Task brief ▸ Filter this data down to the lines that hold "Ajudante", and copy them.

Data in this exercise ▸
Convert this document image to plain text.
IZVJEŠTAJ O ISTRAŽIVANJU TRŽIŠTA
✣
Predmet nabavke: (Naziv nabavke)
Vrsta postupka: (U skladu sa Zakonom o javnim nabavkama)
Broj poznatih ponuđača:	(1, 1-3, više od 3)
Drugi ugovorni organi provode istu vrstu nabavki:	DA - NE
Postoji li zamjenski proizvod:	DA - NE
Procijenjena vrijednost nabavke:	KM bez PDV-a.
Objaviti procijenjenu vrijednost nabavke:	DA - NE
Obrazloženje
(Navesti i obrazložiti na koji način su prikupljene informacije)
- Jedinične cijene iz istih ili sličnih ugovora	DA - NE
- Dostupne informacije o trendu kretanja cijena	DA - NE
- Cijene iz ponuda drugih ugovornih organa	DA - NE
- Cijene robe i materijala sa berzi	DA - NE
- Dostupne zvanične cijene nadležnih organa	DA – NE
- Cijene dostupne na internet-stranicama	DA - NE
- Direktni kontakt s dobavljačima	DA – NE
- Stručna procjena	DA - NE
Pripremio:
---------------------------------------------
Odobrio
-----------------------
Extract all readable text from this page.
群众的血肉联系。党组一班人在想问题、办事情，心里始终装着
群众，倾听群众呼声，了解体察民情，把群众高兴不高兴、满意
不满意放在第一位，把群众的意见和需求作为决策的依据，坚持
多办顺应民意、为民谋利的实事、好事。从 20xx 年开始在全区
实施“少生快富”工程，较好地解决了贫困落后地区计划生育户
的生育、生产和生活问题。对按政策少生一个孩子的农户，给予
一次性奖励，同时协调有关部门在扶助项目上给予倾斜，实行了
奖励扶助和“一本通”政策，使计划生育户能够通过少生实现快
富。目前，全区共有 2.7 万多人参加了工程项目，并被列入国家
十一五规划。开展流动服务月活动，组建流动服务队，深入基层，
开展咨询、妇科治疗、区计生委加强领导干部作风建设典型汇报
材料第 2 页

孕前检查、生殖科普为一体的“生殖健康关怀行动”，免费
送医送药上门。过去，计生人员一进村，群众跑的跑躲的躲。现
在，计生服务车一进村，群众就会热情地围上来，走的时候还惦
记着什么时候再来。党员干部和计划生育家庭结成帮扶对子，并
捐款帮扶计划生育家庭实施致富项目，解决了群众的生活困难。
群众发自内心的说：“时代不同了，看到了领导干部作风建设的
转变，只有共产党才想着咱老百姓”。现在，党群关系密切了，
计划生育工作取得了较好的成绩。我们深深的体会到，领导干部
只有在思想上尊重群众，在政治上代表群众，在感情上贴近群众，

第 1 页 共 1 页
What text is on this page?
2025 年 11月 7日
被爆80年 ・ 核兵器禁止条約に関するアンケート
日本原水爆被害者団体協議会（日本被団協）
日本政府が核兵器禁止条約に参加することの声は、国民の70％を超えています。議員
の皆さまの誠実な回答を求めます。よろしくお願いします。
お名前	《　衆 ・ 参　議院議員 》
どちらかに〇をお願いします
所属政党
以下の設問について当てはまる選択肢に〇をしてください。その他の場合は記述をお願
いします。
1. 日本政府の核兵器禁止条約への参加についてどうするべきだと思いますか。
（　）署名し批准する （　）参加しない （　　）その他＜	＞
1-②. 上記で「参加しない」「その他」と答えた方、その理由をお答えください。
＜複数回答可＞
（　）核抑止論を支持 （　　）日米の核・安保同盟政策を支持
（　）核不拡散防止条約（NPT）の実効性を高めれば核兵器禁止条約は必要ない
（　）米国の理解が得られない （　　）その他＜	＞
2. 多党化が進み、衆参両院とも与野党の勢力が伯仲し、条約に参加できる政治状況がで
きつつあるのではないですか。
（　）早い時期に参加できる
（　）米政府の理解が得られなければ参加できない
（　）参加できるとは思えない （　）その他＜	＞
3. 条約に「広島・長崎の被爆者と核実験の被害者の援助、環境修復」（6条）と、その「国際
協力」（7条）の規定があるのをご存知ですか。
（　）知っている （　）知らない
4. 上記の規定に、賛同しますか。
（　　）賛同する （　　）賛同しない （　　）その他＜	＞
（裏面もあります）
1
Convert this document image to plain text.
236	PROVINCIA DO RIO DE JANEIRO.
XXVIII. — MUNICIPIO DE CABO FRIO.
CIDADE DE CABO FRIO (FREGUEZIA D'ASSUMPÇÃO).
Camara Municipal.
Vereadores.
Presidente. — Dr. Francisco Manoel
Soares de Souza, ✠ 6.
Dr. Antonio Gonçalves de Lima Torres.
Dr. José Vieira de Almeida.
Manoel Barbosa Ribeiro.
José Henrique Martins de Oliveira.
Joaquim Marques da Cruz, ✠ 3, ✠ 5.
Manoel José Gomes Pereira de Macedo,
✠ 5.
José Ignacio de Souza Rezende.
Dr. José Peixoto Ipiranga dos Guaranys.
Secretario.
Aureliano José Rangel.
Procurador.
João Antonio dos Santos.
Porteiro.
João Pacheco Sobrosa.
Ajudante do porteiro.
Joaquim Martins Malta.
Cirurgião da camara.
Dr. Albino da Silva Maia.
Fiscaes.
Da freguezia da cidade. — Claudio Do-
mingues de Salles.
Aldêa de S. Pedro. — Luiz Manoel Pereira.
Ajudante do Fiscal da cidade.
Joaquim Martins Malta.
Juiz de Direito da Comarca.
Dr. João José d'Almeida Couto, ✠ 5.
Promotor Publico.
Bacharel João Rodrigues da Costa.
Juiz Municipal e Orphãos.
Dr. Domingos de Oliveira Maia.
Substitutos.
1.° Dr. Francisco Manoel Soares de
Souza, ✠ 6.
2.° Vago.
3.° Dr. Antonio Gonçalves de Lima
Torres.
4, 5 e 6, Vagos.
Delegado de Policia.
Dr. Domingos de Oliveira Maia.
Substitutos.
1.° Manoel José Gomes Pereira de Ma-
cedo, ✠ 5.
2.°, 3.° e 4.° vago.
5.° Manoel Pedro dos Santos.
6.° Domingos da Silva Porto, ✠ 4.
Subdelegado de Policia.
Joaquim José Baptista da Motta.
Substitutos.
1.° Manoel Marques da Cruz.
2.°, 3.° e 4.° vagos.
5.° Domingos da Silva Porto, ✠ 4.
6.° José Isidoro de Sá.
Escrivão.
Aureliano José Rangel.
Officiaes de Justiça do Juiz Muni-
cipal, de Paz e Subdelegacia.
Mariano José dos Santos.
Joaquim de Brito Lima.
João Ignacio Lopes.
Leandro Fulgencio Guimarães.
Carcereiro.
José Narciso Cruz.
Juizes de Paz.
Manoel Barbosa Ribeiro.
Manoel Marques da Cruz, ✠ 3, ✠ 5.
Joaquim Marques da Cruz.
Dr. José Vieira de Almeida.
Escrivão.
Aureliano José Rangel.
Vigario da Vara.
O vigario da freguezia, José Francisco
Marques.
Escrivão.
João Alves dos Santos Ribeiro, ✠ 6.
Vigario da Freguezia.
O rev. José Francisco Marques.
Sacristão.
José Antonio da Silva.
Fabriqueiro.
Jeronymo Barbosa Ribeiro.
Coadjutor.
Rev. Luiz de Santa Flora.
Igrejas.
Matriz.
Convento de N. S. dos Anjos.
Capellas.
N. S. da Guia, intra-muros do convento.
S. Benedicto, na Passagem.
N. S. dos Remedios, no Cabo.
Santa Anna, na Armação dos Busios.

Task answer ▸
Ajudante do porteiro.
Ajudante do Fiscal da cidade.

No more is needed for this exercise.